● **Your goal**
From the listing below, return each line that includes "JSON".

Dataset excerpt:

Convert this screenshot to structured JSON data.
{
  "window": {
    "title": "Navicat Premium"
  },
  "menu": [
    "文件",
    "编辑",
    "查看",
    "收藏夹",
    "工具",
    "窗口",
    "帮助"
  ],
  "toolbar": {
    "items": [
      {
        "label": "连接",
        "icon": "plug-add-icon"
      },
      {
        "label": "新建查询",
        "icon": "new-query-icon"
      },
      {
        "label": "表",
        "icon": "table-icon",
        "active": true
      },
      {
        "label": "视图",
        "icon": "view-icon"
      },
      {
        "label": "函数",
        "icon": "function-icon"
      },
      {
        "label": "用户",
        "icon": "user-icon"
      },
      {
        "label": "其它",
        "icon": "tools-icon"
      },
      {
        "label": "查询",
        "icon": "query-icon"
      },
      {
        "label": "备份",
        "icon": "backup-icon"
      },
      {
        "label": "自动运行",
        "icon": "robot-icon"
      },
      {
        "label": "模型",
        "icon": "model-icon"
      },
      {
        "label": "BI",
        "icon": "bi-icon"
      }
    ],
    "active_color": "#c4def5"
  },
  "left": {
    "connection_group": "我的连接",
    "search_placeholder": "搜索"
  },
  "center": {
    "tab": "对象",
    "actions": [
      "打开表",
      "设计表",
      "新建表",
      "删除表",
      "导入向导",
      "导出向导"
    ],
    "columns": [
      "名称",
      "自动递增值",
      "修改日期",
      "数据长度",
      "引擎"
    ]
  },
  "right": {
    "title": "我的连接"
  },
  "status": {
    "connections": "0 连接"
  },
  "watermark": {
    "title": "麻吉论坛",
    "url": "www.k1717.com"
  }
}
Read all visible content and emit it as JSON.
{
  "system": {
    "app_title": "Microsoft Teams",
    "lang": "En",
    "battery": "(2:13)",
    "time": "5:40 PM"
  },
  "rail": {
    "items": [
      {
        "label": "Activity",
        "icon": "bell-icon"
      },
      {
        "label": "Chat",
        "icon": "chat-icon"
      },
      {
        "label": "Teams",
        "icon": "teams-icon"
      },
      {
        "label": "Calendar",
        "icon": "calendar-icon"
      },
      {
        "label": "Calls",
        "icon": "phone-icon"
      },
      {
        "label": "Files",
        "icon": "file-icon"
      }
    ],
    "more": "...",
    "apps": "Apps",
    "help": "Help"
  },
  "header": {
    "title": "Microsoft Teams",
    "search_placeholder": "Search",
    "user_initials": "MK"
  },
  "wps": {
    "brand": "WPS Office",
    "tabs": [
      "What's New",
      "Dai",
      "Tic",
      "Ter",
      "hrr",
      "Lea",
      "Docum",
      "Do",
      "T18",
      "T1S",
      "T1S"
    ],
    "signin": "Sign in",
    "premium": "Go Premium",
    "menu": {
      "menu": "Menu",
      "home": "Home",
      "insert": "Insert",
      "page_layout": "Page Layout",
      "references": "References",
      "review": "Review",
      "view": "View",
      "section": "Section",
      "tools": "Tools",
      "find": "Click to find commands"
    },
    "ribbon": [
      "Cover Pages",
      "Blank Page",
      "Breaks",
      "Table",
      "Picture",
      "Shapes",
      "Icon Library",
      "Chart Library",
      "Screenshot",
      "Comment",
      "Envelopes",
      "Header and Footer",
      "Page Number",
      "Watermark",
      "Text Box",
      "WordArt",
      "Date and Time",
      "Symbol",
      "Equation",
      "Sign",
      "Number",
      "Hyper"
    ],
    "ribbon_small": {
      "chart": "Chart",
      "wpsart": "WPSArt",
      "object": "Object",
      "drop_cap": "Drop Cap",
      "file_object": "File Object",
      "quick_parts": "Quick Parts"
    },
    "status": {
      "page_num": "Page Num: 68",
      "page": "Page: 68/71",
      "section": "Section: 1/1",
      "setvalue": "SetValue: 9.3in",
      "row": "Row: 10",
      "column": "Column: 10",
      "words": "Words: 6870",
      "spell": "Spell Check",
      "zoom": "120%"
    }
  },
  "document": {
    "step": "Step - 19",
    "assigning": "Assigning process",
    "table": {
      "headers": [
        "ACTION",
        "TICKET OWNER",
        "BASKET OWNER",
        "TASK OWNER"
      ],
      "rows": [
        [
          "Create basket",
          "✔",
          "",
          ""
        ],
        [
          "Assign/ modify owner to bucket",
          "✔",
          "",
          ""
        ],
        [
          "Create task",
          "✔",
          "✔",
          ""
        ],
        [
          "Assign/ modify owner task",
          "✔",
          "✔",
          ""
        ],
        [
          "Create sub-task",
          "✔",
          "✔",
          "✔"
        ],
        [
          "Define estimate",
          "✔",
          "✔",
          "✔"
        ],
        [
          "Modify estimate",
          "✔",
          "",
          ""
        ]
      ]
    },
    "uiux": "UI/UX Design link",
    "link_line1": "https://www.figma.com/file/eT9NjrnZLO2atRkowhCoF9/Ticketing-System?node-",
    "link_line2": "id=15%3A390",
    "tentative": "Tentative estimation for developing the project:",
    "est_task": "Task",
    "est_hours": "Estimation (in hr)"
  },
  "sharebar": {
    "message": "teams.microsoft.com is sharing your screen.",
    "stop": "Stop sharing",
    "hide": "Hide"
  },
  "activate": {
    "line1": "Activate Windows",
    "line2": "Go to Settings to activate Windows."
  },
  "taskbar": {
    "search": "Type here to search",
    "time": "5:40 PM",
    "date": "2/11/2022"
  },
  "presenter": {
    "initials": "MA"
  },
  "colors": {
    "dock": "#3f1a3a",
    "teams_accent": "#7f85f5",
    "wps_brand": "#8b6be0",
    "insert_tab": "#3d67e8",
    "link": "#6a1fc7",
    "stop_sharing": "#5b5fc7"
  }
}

● **Expected answer**
Convert this screenshot to structured JSON data.
Read all visible content and emit it as JSON.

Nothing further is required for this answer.